** Data supplied **
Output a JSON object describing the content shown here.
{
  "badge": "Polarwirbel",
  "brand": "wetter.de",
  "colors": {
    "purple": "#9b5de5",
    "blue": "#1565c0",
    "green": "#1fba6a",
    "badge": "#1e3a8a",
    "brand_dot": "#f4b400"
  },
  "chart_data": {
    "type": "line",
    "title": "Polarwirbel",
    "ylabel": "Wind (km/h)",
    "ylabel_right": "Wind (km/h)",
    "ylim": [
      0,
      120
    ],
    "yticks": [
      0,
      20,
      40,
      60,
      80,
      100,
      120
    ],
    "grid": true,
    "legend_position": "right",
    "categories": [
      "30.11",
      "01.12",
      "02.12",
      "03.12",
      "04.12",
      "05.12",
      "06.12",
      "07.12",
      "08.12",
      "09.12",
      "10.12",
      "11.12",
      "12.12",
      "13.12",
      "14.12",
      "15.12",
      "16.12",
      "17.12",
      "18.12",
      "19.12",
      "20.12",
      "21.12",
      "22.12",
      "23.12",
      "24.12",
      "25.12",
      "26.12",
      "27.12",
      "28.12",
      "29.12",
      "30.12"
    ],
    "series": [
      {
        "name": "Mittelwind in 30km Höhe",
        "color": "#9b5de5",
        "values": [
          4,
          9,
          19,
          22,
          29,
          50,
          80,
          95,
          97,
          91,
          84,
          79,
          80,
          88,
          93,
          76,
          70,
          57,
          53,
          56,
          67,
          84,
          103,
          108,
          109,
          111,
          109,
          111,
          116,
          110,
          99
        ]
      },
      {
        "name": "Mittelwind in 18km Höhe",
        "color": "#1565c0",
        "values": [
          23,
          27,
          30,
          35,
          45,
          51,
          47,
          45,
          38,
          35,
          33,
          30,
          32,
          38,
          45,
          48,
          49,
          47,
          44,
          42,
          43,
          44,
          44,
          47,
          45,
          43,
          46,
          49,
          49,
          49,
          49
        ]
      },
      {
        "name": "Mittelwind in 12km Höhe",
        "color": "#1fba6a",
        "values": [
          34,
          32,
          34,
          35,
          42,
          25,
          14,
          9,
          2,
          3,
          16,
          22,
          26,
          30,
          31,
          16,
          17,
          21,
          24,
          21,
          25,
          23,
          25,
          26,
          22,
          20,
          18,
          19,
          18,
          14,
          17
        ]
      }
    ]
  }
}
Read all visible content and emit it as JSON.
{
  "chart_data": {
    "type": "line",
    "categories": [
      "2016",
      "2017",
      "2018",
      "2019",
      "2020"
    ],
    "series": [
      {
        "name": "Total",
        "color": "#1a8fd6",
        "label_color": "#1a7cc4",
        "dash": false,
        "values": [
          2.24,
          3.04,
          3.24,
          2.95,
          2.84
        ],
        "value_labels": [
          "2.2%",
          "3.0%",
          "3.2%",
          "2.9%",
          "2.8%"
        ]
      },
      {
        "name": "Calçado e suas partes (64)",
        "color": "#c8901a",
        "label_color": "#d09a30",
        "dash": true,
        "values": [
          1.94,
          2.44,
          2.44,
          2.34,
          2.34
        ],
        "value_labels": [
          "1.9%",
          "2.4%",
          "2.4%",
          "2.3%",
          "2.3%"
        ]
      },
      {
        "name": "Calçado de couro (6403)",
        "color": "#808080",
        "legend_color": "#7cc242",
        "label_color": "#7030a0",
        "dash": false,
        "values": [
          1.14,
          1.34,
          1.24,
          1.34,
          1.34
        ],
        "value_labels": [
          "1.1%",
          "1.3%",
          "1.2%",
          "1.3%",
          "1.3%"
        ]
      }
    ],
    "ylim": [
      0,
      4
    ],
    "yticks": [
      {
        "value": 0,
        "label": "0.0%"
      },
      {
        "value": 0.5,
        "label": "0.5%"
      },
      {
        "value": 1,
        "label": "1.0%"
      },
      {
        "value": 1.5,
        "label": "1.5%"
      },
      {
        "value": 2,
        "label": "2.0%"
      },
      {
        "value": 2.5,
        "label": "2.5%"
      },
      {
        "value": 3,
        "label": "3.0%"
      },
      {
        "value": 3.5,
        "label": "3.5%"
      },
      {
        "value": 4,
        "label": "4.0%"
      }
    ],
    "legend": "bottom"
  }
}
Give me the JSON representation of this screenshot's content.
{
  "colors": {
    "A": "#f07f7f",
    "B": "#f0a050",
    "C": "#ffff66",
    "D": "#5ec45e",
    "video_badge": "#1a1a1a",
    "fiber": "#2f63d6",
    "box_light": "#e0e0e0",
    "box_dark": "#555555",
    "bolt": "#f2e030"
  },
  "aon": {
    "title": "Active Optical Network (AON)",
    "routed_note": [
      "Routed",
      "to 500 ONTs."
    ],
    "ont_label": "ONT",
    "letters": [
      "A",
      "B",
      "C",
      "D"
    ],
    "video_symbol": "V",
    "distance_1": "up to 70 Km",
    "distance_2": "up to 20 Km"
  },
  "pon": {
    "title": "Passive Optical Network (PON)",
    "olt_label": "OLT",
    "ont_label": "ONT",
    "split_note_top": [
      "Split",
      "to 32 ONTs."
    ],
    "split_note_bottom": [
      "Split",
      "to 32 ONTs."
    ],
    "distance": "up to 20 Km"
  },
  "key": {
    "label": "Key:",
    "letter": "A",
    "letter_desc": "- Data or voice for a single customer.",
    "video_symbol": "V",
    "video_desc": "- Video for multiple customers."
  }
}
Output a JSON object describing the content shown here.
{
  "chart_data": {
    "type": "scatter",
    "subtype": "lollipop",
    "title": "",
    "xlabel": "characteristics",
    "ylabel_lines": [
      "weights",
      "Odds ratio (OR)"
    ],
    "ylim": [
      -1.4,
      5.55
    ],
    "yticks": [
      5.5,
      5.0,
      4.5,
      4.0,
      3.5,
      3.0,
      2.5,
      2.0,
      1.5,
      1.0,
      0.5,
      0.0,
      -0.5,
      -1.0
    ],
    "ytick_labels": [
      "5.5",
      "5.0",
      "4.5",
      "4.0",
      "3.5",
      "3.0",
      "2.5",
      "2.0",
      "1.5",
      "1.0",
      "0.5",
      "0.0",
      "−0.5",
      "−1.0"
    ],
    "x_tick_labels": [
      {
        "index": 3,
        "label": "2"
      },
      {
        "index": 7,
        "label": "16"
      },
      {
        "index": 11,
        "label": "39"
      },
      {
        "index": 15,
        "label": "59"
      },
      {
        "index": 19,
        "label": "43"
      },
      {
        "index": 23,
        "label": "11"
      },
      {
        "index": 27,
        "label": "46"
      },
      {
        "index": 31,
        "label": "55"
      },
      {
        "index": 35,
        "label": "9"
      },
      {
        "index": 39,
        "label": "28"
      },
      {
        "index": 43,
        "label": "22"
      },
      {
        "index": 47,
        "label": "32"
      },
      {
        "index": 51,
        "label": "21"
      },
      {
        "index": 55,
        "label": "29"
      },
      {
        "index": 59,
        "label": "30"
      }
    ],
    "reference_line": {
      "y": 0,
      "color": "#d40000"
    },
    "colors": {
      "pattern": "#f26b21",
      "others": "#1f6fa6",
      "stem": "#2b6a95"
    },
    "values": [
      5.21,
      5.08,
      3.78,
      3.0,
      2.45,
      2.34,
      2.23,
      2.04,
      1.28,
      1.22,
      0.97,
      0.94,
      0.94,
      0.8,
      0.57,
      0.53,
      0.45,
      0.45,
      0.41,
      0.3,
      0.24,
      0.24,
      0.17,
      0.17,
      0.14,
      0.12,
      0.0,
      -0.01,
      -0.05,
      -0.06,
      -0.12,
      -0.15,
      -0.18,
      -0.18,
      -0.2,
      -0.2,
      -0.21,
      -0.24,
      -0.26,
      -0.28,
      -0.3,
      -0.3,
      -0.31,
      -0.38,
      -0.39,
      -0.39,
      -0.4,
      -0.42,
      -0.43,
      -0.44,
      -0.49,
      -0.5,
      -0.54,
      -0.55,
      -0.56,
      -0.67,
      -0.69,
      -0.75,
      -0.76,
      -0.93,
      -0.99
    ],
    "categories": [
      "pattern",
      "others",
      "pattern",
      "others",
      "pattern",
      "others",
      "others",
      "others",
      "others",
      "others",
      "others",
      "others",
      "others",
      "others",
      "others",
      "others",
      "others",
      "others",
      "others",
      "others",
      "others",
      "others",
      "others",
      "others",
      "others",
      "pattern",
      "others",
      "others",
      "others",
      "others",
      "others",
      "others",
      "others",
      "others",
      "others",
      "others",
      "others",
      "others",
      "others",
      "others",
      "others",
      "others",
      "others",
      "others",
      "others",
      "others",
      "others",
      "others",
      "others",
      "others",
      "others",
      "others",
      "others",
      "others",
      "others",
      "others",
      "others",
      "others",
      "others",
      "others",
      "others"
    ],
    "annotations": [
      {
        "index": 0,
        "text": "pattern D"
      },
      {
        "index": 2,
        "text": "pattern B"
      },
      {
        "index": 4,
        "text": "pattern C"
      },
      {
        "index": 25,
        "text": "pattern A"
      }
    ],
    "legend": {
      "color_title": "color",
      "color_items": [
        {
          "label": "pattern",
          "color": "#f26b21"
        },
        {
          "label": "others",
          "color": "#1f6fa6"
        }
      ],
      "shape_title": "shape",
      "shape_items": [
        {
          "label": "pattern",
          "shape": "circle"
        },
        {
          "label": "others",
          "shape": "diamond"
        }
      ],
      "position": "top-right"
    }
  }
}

** Task prompt **
Collect from the data above every line that includes "Höhe".

** Solution for this exercise **
        "name": "Mittelwind in 30km Höhe",
        "name": "Mittelwind in 18km Höhe",
        "name": "Mittelwind in 12km Höhe",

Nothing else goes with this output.